* **The request**
Pick every line with "Helen" from the material below.

* **Provided records**
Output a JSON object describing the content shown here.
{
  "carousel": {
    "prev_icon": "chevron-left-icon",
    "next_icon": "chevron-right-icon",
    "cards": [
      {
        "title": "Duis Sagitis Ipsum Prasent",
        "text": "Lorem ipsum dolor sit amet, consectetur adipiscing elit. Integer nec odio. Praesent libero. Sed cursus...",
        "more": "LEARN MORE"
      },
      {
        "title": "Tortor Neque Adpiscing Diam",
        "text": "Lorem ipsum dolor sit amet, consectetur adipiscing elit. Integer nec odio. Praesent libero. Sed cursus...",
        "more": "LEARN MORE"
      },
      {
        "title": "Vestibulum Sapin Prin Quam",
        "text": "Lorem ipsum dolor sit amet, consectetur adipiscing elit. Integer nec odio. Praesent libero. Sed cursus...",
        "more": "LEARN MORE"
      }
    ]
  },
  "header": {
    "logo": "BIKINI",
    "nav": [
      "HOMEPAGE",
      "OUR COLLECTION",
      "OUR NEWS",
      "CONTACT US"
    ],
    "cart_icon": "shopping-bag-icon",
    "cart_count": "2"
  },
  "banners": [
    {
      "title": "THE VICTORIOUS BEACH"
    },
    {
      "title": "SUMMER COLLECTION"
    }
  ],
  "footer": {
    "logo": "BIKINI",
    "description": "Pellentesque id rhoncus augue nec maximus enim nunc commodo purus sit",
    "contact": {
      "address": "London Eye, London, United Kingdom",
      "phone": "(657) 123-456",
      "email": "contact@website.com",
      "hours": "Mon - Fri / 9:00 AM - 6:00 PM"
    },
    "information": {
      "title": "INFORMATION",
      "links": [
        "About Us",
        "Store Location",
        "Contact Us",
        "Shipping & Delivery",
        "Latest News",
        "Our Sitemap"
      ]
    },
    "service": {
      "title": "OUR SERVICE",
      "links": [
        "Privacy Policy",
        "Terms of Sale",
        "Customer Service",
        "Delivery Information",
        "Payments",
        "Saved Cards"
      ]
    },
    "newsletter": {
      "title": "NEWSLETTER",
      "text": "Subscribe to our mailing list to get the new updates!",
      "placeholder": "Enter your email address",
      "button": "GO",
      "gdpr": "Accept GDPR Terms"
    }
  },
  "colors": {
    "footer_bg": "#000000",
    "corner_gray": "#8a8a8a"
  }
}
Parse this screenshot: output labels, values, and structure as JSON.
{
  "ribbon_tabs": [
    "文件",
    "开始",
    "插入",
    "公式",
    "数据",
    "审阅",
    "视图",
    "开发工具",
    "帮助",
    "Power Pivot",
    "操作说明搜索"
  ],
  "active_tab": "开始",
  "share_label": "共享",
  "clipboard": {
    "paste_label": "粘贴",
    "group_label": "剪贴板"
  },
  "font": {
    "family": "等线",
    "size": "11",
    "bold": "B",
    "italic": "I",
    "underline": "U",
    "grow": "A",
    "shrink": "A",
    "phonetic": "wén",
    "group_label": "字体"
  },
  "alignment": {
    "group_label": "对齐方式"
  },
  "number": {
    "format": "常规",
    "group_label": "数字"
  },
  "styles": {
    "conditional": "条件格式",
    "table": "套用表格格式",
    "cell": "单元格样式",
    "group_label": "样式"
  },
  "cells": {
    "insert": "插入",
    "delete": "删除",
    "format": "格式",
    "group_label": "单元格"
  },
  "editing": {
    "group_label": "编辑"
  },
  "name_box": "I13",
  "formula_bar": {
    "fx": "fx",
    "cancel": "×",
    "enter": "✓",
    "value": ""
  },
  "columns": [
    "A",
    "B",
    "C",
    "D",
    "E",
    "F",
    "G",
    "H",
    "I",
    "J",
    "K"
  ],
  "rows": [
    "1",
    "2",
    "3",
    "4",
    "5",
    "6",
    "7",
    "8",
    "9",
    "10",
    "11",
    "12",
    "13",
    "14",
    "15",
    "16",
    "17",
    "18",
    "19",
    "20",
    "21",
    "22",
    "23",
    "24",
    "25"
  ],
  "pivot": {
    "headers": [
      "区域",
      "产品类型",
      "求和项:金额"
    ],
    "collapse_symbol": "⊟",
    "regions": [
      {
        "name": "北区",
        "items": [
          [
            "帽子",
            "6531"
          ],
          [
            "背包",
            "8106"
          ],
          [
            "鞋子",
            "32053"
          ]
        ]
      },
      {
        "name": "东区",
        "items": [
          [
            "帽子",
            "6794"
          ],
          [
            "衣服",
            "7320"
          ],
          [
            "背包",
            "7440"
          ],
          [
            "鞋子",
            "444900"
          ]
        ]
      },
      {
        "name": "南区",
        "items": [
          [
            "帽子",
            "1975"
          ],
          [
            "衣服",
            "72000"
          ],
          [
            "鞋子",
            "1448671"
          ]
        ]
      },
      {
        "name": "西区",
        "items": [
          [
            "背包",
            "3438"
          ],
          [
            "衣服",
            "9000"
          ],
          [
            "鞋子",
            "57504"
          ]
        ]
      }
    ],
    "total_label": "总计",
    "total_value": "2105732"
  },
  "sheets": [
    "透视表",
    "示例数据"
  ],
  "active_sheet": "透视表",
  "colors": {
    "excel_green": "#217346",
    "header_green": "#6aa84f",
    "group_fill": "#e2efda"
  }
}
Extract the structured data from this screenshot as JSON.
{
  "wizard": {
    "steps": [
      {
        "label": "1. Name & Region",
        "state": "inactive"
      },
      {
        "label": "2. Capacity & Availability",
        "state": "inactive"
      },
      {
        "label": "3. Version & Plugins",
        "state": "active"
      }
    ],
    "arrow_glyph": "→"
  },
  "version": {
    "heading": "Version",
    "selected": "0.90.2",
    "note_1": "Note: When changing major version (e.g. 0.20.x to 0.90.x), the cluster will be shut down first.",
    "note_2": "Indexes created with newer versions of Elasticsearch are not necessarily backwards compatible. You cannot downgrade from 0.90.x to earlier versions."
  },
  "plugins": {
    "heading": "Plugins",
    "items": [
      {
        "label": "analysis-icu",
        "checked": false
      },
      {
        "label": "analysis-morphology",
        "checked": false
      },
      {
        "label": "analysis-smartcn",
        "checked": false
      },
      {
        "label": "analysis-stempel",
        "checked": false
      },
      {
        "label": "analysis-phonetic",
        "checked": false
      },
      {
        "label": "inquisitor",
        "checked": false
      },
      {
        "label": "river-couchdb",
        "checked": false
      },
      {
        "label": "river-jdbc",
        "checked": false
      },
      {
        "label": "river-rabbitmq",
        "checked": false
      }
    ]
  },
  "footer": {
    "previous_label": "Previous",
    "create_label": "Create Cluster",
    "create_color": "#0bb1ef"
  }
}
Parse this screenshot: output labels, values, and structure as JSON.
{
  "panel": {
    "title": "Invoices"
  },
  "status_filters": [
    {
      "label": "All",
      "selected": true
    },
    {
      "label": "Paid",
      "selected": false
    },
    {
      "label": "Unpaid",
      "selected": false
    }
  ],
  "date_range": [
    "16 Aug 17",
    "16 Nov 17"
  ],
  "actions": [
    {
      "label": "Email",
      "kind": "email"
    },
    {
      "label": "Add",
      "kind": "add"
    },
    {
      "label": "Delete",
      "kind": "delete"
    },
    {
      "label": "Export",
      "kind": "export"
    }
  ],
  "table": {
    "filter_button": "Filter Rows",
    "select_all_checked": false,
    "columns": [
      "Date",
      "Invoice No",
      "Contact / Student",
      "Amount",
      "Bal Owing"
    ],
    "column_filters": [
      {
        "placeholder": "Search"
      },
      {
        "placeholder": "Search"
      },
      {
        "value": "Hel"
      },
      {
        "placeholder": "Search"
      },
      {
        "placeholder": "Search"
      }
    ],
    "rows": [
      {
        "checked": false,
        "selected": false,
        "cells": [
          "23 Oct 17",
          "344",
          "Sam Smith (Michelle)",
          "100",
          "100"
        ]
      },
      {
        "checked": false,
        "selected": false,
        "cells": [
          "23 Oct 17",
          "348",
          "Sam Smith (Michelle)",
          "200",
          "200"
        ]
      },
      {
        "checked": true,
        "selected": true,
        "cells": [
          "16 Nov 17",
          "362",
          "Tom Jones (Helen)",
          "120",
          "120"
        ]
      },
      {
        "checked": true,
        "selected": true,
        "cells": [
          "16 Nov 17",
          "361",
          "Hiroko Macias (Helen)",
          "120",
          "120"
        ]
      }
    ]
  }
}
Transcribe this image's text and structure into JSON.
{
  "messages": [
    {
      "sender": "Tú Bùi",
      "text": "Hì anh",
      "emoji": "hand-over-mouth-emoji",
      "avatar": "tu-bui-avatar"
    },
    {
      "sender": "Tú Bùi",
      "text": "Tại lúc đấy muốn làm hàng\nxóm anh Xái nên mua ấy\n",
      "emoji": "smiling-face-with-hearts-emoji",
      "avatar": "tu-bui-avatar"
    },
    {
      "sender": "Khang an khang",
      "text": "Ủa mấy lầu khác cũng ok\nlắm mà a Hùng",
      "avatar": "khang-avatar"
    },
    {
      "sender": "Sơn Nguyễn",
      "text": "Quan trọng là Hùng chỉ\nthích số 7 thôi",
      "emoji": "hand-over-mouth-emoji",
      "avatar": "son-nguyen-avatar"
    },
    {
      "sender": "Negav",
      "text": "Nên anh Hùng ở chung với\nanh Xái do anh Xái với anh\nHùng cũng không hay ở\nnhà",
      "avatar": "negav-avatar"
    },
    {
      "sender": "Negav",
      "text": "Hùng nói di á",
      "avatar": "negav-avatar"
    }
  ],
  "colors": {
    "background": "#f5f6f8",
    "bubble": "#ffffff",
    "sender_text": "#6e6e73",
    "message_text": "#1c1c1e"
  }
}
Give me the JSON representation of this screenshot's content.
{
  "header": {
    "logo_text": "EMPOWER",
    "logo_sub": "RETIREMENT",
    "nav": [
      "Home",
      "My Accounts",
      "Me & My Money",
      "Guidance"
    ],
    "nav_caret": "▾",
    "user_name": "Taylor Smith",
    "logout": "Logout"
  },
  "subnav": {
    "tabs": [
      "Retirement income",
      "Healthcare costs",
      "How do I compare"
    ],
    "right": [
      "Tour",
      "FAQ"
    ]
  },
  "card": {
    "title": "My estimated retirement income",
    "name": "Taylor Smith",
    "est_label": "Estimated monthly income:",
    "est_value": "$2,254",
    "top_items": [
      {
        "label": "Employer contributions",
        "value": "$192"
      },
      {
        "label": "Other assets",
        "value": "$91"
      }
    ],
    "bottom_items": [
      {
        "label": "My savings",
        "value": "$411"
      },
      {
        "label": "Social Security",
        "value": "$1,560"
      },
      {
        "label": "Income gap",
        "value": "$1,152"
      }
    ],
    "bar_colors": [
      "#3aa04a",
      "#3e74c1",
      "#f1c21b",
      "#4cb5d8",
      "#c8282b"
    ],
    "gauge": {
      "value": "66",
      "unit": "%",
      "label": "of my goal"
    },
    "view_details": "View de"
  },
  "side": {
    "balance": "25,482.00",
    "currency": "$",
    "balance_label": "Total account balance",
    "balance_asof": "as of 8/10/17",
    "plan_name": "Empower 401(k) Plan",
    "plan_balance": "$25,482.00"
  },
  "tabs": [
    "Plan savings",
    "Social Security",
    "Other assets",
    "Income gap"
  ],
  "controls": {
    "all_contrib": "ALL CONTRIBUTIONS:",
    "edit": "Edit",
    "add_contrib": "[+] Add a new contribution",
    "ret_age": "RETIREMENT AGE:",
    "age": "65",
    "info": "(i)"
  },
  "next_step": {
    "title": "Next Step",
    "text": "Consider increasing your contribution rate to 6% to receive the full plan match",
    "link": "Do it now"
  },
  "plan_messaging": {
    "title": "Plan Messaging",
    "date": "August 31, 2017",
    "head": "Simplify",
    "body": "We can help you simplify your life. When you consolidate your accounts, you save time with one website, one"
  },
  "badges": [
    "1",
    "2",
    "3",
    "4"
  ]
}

* **Final answer**
          "Tom Jones (Helen)",
          "Hiroko Macias (Helen)",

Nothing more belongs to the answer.